Data entries for graphics

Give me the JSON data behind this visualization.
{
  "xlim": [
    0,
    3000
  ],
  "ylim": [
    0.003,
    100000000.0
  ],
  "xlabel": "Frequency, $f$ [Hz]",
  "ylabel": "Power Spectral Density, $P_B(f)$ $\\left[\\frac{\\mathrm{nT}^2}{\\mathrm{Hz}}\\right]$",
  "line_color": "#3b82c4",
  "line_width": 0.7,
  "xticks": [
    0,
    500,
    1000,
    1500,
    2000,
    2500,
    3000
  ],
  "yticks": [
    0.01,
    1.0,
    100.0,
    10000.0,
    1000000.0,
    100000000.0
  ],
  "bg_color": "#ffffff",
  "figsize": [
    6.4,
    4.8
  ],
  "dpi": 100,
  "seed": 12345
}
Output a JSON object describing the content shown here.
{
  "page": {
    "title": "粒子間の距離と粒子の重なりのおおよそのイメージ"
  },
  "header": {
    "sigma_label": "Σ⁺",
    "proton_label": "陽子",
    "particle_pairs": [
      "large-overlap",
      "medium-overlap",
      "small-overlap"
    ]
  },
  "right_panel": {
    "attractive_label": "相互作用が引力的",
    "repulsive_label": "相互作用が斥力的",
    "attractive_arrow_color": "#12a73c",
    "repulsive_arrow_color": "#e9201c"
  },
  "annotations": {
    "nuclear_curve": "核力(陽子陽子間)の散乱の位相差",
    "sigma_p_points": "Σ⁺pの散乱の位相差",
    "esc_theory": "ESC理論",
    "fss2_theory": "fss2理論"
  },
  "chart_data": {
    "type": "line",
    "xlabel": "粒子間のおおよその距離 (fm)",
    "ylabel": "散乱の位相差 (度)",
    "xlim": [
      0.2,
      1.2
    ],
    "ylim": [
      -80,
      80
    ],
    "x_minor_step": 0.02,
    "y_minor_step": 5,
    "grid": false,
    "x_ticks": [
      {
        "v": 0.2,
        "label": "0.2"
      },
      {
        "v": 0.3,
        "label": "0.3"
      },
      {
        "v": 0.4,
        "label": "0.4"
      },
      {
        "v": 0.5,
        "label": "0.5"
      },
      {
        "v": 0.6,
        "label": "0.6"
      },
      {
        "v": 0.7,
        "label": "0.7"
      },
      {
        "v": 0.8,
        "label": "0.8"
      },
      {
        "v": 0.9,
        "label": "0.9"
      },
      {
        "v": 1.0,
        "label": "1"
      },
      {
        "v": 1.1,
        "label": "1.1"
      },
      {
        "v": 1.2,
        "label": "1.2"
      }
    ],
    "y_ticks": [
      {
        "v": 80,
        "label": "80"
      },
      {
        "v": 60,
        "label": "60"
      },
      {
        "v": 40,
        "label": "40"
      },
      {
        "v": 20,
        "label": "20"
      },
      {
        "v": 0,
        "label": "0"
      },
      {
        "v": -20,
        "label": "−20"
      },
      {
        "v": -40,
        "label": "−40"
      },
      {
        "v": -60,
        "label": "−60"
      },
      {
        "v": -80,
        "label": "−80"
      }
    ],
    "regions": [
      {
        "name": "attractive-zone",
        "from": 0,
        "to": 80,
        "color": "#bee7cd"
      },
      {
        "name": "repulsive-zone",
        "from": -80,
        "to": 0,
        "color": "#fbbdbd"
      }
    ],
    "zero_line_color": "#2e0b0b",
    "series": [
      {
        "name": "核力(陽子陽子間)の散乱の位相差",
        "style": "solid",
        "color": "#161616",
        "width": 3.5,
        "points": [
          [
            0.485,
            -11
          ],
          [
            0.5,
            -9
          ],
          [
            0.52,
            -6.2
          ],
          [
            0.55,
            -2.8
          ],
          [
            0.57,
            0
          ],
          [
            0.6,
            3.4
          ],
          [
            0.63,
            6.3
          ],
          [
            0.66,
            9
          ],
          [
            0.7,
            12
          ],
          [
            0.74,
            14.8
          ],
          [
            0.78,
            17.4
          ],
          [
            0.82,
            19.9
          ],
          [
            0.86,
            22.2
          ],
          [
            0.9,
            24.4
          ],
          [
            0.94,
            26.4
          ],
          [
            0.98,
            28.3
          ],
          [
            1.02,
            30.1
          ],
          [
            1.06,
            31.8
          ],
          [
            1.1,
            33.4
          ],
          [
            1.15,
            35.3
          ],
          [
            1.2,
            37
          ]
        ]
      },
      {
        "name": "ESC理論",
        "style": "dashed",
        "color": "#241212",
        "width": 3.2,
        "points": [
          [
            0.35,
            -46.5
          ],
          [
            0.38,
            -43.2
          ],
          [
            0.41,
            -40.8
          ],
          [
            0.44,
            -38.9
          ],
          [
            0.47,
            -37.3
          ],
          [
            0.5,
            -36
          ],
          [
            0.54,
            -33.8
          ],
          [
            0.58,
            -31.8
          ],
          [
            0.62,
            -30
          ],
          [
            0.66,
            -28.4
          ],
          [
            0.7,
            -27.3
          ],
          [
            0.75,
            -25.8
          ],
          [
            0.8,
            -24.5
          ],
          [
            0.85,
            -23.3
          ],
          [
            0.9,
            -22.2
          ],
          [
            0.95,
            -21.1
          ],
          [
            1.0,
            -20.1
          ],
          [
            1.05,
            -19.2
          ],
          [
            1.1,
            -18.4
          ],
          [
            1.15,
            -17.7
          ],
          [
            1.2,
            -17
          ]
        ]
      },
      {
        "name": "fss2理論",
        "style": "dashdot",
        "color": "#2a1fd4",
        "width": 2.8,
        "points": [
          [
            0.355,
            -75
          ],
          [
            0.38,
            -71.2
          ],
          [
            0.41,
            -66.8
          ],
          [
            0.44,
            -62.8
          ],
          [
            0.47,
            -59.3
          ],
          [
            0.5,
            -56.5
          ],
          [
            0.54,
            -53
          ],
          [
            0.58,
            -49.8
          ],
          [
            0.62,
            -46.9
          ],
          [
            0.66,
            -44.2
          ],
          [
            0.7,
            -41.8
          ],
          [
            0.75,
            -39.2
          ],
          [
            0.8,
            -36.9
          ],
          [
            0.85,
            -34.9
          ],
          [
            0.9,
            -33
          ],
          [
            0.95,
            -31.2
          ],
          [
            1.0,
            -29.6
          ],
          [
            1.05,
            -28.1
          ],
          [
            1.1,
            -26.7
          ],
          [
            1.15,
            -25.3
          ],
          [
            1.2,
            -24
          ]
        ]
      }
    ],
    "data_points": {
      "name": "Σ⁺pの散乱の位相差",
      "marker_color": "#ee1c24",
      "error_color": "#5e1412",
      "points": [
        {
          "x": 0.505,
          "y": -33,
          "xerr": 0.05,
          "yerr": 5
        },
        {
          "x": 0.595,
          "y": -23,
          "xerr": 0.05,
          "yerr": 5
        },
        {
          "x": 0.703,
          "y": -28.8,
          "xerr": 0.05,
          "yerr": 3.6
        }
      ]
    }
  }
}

## [GOAL]
Return only the number of lines in the data that contain "zone".

## [FINISHED TASK]
2